§ **What the task asks**:
Tell how many lines in the data below include the word "color". The answer is the number only.

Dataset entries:
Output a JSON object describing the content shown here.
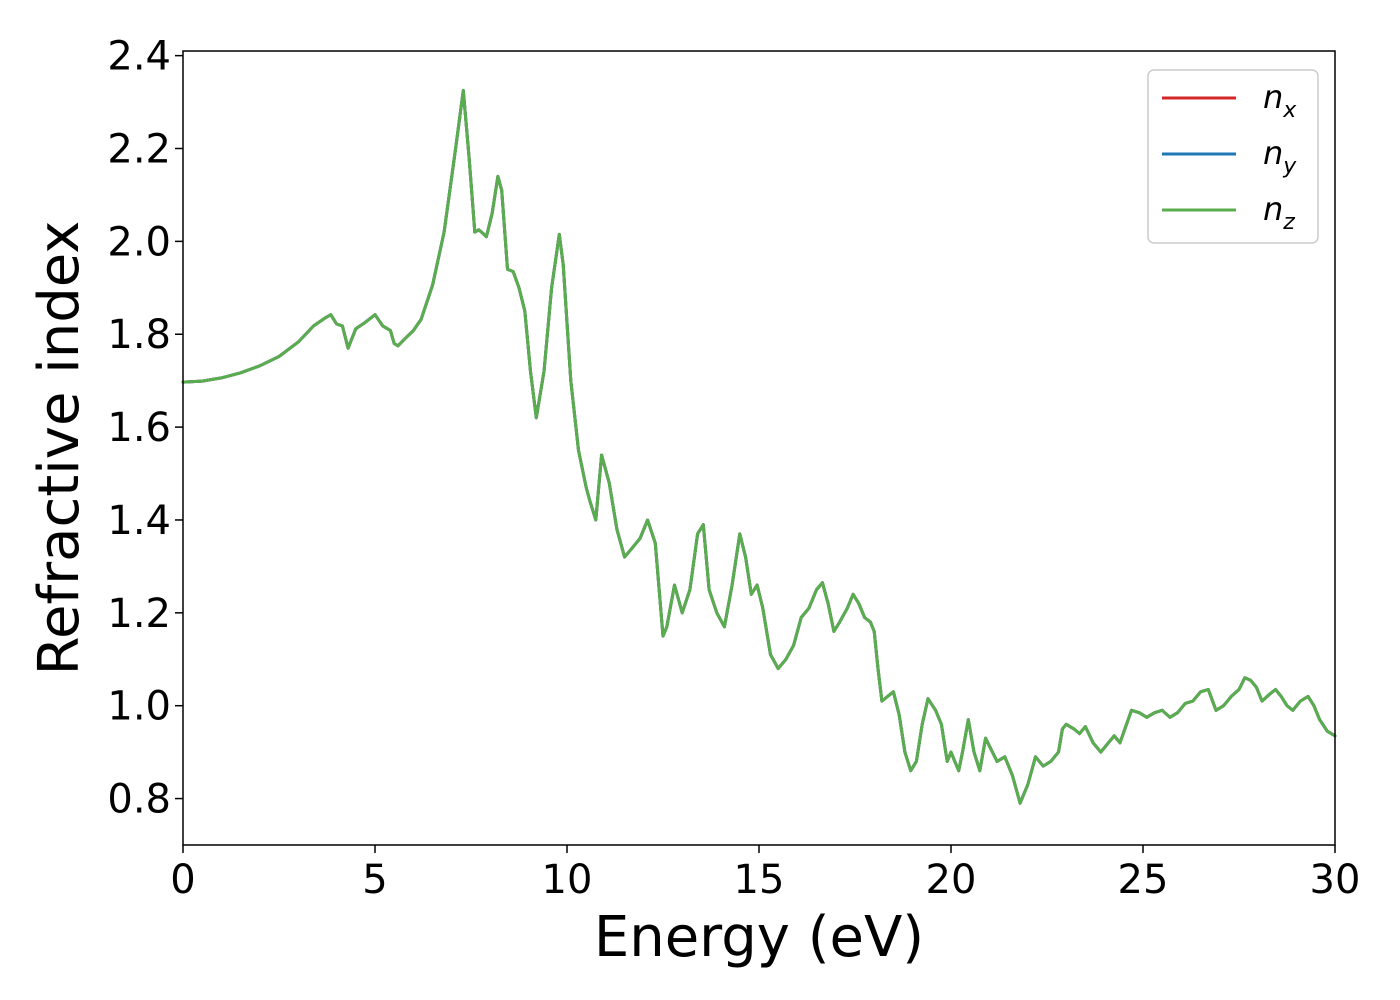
{
  "chart_data": {
    "type": "line",
    "title": "",
    "xlabel": "Energy (eV)",
    "ylabel": "Refractive index",
    "xlim": [
      0,
      30
    ],
    "ylim": [
      0.7,
      2.41
    ],
    "xticks": [
      0,
      5,
      10,
      15,
      20,
      25,
      30
    ],
    "xtick_labels": [
      "0",
      "5",
      "10",
      "15",
      "20",
      "25",
      "30"
    ],
    "yticks": [
      0.8,
      1.0,
      1.2,
      1.4,
      1.6,
      1.8,
      2.0,
      2.2,
      2.4
    ],
    "ytick_labels": [
      "0.8",
      "1.0",
      "1.2",
      "1.4",
      "1.6",
      "1.8",
      "2.0",
      "2.2",
      "2.4"
    ],
    "grid": false,
    "legend_position": "top-right",
    "x": [
      0,
      0.5,
      1,
      1.5,
      2,
      2.5,
      3,
      3.4,
      3.7,
      3.85,
      4,
      4.15,
      4.3,
      4.5,
      4.75,
      5.0,
      5.2,
      5.4,
      5.5,
      5.6,
      5.8,
      6.0,
      6.2,
      6.5,
      6.8,
      7.1,
      7.3,
      7.45,
      7.6,
      7.7,
      7.8,
      7.9,
      8.05,
      8.2,
      8.3,
      8.45,
      8.6,
      8.75,
      8.9,
      9.05,
      9.2,
      9.4,
      9.6,
      9.8,
      9.9,
      10.1,
      10.3,
      10.5,
      10.6,
      10.75,
      10.9,
      11.1,
      11.3,
      11.5,
      11.7,
      11.9,
      12.1,
      12.3,
      12.5,
      12.6,
      12.8,
      13.0,
      13.2,
      13.4,
      13.55,
      13.7,
      13.9,
      14.1,
      14.3,
      14.5,
      14.65,
      14.8,
      14.95,
      15.1,
      15.3,
      15.5,
      15.7,
      15.9,
      16.1,
      16.3,
      16.5,
      16.65,
      16.8,
      16.95,
      17.1,
      17.3,
      17.45,
      17.6,
      17.75,
      17.9,
      18.0,
      18.1,
      18.2,
      18.35,
      18.5,
      18.65,
      18.8,
      18.95,
      19.1,
      19.25,
      19.4,
      19.6,
      19.75,
      19.9,
      20.0,
      20.1,
      20.2,
      20.3,
      20.45,
      20.6,
      20.75,
      20.9,
      21.05,
      21.2,
      21.4,
      21.6,
      21.8,
      22.0,
      22.2,
      22.4,
      22.6,
      22.8,
      22.9,
      23.0,
      23.2,
      23.35,
      23.5,
      23.7,
      23.9,
      24.1,
      24.25,
      24.4,
      24.55,
      24.7,
      24.9,
      25.1,
      25.3,
      25.5,
      25.7,
      25.9,
      26.1,
      26.3,
      26.5,
      26.7,
      26.9,
      27.1,
      27.3,
      27.5,
      27.65,
      27.8,
      27.95,
      28.1,
      28.3,
      28.45,
      28.6,
      28.75,
      28.9,
      29.1,
      29.3,
      29.45,
      29.6,
      29.8,
      30.0
    ],
    "series": [
      {
        "name": "n_x",
        "label_base": "n",
        "label_sub": "x",
        "color": "#d62728",
        "values": [
          1.697,
          1.699,
          1.706,
          1.717,
          1.732,
          1.752,
          1.783,
          1.818,
          1.835,
          1.842,
          1.822,
          1.818,
          1.77,
          1.812,
          1.826,
          1.842,
          1.818,
          1.808,
          1.78,
          1.775,
          1.792,
          1.808,
          1.832,
          1.906,
          2.02,
          2.2,
          2.325,
          2.18,
          2.02,
          2.025,
          2.018,
          2.01,
          2.06,
          2.14,
          2.11,
          1.94,
          1.935,
          1.9,
          1.85,
          1.72,
          1.62,
          1.72,
          1.9,
          2.015,
          1.95,
          1.7,
          1.55,
          1.47,
          1.44,
          1.4,
          1.54,
          1.48,
          1.38,
          1.32,
          1.34,
          1.36,
          1.4,
          1.35,
          1.15,
          1.17,
          1.26,
          1.2,
          1.25,
          1.37,
          1.39,
          1.25,
          1.2,
          1.17,
          1.26,
          1.37,
          1.32,
          1.24,
          1.26,
          1.21,
          1.11,
          1.08,
          1.1,
          1.13,
          1.19,
          1.21,
          1.25,
          1.265,
          1.22,
          1.16,
          1.18,
          1.21,
          1.24,
          1.22,
          1.19,
          1.18,
          1.16,
          1.08,
          1.01,
          1.02,
          1.03,
          0.98,
          0.9,
          0.86,
          0.88,
          0.96,
          1.015,
          0.99,
          0.96,
          0.88,
          0.9,
          0.88,
          0.86,
          0.9,
          0.97,
          0.9,
          0.86,
          0.93,
          0.905,
          0.88,
          0.89,
          0.85,
          0.79,
          0.83,
          0.89,
          0.87,
          0.88,
          0.9,
          0.95,
          0.96,
          0.95,
          0.94,
          0.955,
          0.92,
          0.9,
          0.92,
          0.935,
          0.92,
          0.955,
          0.99,
          0.985,
          0.975,
          0.985,
          0.99,
          0.975,
          0.985,
          1.005,
          1.01,
          1.03,
          1.035,
          0.99,
          1.0,
          1.02,
          1.035,
          1.06,
          1.055,
          1.04,
          1.01,
          1.025,
          1.035,
          1.02,
          1.0,
          0.99,
          1.01,
          1.02,
          1.0,
          0.97,
          0.945,
          0.935
        ]
      },
      {
        "name": "n_y",
        "label_base": "n",
        "label_sub": "y",
        "color": "#1f77b4",
        "values": [
          1.697,
          1.699,
          1.706,
          1.717,
          1.732,
          1.752,
          1.783,
          1.818,
          1.835,
          1.842,
          1.822,
          1.818,
          1.77,
          1.812,
          1.826,
          1.842,
          1.818,
          1.808,
          1.78,
          1.775,
          1.792,
          1.808,
          1.832,
          1.906,
          2.02,
          2.2,
          2.325,
          2.18,
          2.02,
          2.025,
          2.018,
          2.01,
          2.06,
          2.14,
          2.11,
          1.94,
          1.935,
          1.9,
          1.85,
          1.72,
          1.62,
          1.72,
          1.9,
          2.015,
          1.95,
          1.7,
          1.55,
          1.47,
          1.44,
          1.4,
          1.54,
          1.48,
          1.38,
          1.32,
          1.34,
          1.36,
          1.4,
          1.35,
          1.15,
          1.17,
          1.26,
          1.2,
          1.25,
          1.37,
          1.39,
          1.25,
          1.2,
          1.17,
          1.26,
          1.37,
          1.32,
          1.24,
          1.26,
          1.21,
          1.11,
          1.08,
          1.1,
          1.13,
          1.19,
          1.21,
          1.25,
          1.265,
          1.22,
          1.16,
          1.18,
          1.21,
          1.24,
          1.22,
          1.19,
          1.18,
          1.16,
          1.08,
          1.01,
          1.02,
          1.03,
          0.98,
          0.9,
          0.86,
          0.88,
          0.96,
          1.015,
          0.99,
          0.96,
          0.88,
          0.9,
          0.88,
          0.86,
          0.9,
          0.97,
          0.9,
          0.86,
          0.93,
          0.905,
          0.88,
          0.89,
          0.85,
          0.79,
          0.83,
          0.89,
          0.87,
          0.88,
          0.9,
          0.95,
          0.96,
          0.95,
          0.94,
          0.955,
          0.92,
          0.9,
          0.92,
          0.935,
          0.92,
          0.955,
          0.99,
          0.985,
          0.975,
          0.985,
          0.99,
          0.975,
          0.985,
          1.005,
          1.01,
          1.03,
          1.035,
          0.99,
          1.0,
          1.02,
          1.035,
          1.06,
          1.055,
          1.04,
          1.01,
          1.025,
          1.035,
          1.02,
          1.0,
          0.99,
          1.01,
          1.02,
          1.0,
          0.97,
          0.945,
          0.935
        ]
      },
      {
        "name": "n_z",
        "label_base": "n",
        "label_sub": "z",
        "color": "#5aad4e",
        "values": [
          1.697,
          1.699,
          1.706,
          1.717,
          1.732,
          1.752,
          1.783,
          1.818,
          1.835,
          1.842,
          1.822,
          1.818,
          1.77,
          1.812,
          1.826,
          1.842,
          1.818,
          1.808,
          1.78,
          1.775,
          1.792,
          1.808,
          1.832,
          1.906,
          2.02,
          2.2,
          2.325,
          2.18,
          2.02,
          2.025,
          2.018,
          2.01,
          2.06,
          2.14,
          2.11,
          1.94,
          1.935,
          1.9,
          1.85,
          1.72,
          1.62,
          1.72,
          1.9,
          2.015,
          1.95,
          1.7,
          1.55,
          1.47,
          1.44,
          1.4,
          1.54,
          1.48,
          1.38,
          1.32,
          1.34,
          1.36,
          1.4,
          1.35,
          1.15,
          1.17,
          1.26,
          1.2,
          1.25,
          1.37,
          1.39,
          1.25,
          1.2,
          1.17,
          1.26,
          1.37,
          1.32,
          1.24,
          1.26,
          1.21,
          1.11,
          1.08,
          1.1,
          1.13,
          1.19,
          1.21,
          1.25,
          1.265,
          1.22,
          1.16,
          1.18,
          1.21,
          1.24,
          1.22,
          1.19,
          1.18,
          1.16,
          1.08,
          1.01,
          1.02,
          1.03,
          0.98,
          0.9,
          0.86,
          0.88,
          0.96,
          1.015,
          0.99,
          0.96,
          0.88,
          0.9,
          0.88,
          0.86,
          0.9,
          0.97,
          0.9,
          0.86,
          0.93,
          0.905,
          0.88,
          0.89,
          0.85,
          0.79,
          0.83,
          0.89,
          0.87,
          0.88,
          0.9,
          0.95,
          0.96,
          0.95,
          0.94,
          0.955,
          0.92,
          0.9,
          0.92,
          0.935,
          0.92,
          0.955,
          0.99,
          0.985,
          0.975,
          0.985,
          0.99,
          0.975,
          0.985,
          1.005,
          1.01,
          1.03,
          1.035,
          0.99,
          1.0,
          1.02,
          1.035,
          1.06,
          1.055,
          1.04,
          1.01,
          1.025,
          1.035,
          1.02,
          1.0,
          0.99,
          1.01,
          1.02,
          1.0,
          0.97,
          0.945,
          0.935
        ]
      }
    ]
  }
}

§ **Task response**:
3